Collection entries
· · · ·

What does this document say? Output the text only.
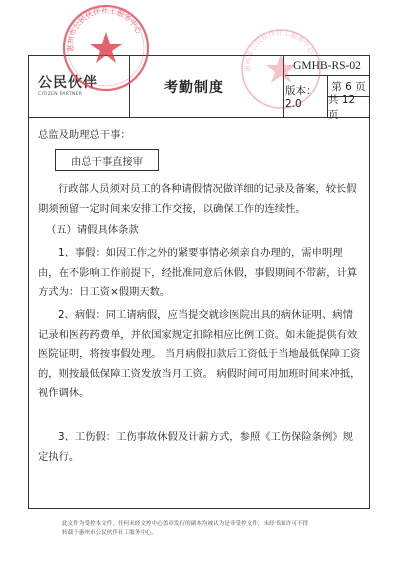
公民伙伴
CITIZEN PARTNER	考勤制度
GMHB-RS-02
版本：2.0
第 6 页
共 12 页
惠州市公民伙伴社工服务中心
惠州市公民伙伴社工服务中心
总监及助理总干事：
由总干事直接审
行政部人员须对员工的各种请假情况做详细的记录及备案，较长假期须预留一定时间来安排工作交接，以确保工作的连续性。
（五）请假具体条款
1、事假：如因工作之外的紧要事情必须亲自办理的，需申明理由，在不影响工作前提下，经批准同意后休假，事假期间不带薪，计算方式为：日工资×假期天数。
2、病假：同工请病假，应当提交就诊医院出具的病休证明、病情记录和医药药费单，并依国家规定扣除相应比例工资。如未能提供有效医院证明，将按事假处理。 当月病假扣款后工资低于当地最低保障工资的，则按最低保障工资发放当月工资。 病假时间可用加班时间来冲抵，视作调休。
3、工伤假：工伤事故休假及计薪方式，参照《工伤保险条例》规定执行。
此文件为受控本文件，任何未经文控中心盖章发行的副本均被认为是非受控文件，未经书面许可不得
转载于惠州市公民伙伴社工服务中心。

· · · ·

▶ SET PROBLEM: Skip every picture and transcribe the data above exactly.

▶ WRITTEN SOLUTION:
What does this document say? Output the text only.
公民伙伴
CITIZEN PARTNER	考勤制度
GMHB-RS-02
版本：2.0
第 6 页
共 12 页
惠州市公民伙伴社工服务中心
惠州市公民伙伴社工服务中心
总监及助理总干事：
由总干事直接审
行政部人员须对员工的各种请假情况做详细的记录及备案，较长假期须预留一定时间来安排工作交接，以确保工作的连续性。
（五）请假具体条款
1、事假：如因工作之外的紧要事情必须亲自办理的，需申明理由，在不影响工作前提下，经批准同意后休假，事假期间不带薪，计算方式为：日工资×假期天数。
2、病假：同工请病假，应当提交就诊医院出具的病休证明、病情记录和医药药费单，并依国家规定扣除相应比例工资。如未能提供有效医院证明，将按事假处理。 当月病假扣款后工资低于当地最低保障工资的，则按最低保障工资发放当月工资。 病假时间可用加班时间来冲抵，视作调休。
3、工伤假：工伤事故休假及计薪方式，参照《工伤保险条例》规定执行。
此文件为受控本文件，任何未经文控中心盖章发行的副本均被认为是非受控文件，未经书面许可不得
转载于惠州市公民伙伴社工服务中心。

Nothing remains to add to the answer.